▶ **Task prompt**
Among the entries, which lines carry the string "clienti"? Copy each of them.

▶ **Records**
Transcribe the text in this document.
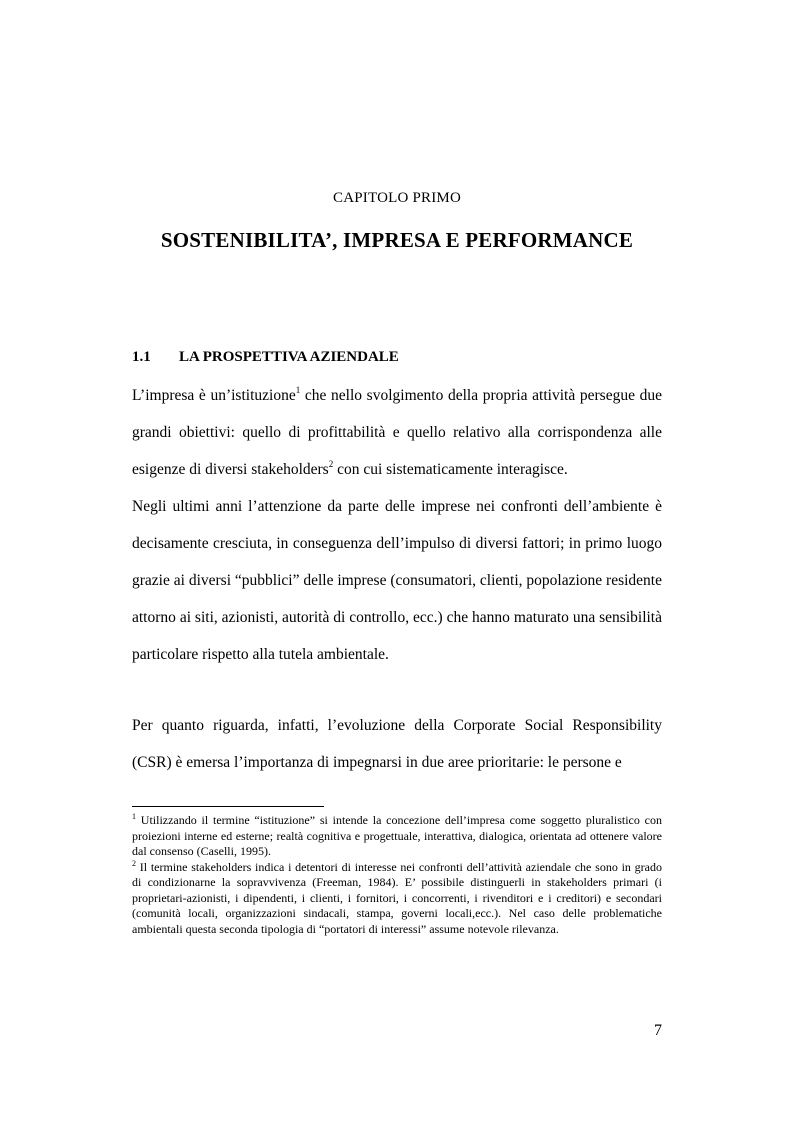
CAPITOLO PRIMO
SOSTENIBILITA’, IMPRESA E PERFORMANCE
1.1 LA PROSPETTIVA AZIENDALE

L’impresa è un’istituzione$^1$ che nello svolgimento della propria attività persegue due grandi obiettivi: quello di profittabilità e quello relativo alla corrispondenza alle esigenze di diversi stakeholders$^2$ con cui sistematicamente interagisce.

Negli ultimi anni l’attenzione da parte delle imprese nei confronti dell’ambiente è decisamente cresciuta, in conseguenza dell’impulso di diversi fattori; in primo luogo grazie ai diversi “pubblici” delle imprese (consumatori, clienti, popolazione residente attorno ai siti, azionisti, autorità di controllo, ecc.) che hanno maturato una sensibilità particolare rispetto alla tutela ambientale.

Per quanto riguarda, infatti, l’evoluzione della Corporate Social Responsibility (CSR) è emersa l’importanza di impegnarsi in due aree prioritarie: le persone e

$^1$ Utilizzando il termine “istituzione” si intende la concezione dell’impresa come soggetto pluralistico con proiezioni interne ed esterne; realtà cognitiva e progettuale, interattiva, dialogica, orientata ad ottenere valore dal consenso (Caselli, 1995).

$^2$ Il termine stakeholders indica i detentori di interesse nei confronti dell’attività aziendale che sono in grado di condizionarne la sopravvivenza (Freeman, 1984). E’ possibile distinguerli in stakeholders primari (i proprietari-azionisti, i dipendenti, i clienti, i fornitori, i concorrenti, i rivenditori e i creditori) e secondari (comunità locali, organizzazioni sindacali, stampa, governi locali,ecc.). Nel caso delle problematiche ambientali questa seconda tipologia di “portatori di interessi” assume notevole rilevanza.

7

▶ **Output for this exercise**
Negli ultimi anni l’attenzione da parte delle imprese nei confronti dell’ambiente è decisamente cresciuta, in conseguenza dell’impulso di diversi fattori; in primo luogo grazie ai diversi “pubblici” delle imprese (consumatori, clienti, popolazione residente attorno ai siti, azionisti, autorità di controllo, ecc.) che hanno maturato una sensibilità particolare rispetto alla tutela ambientale.
$^2$ Il termine stakeholders indica i detentori di interesse nei confronti dell’attività aziendale che sono in grado di condizionarne la sopravvivenza (Freeman, 1984). E’ possibile distinguerli in stakeholders primari (i proprietari-azionisti, i dipendenti, i clienti, i fornitori, i concorrenti, i rivenditori e i creditori) e secondari (comunità locali, organizzazioni sindacali, stampa, governi locali,ecc.). Nel caso delle problematiche ambientali questa seconda tipologia di “portatori di interessi” assume notevole rilevanza.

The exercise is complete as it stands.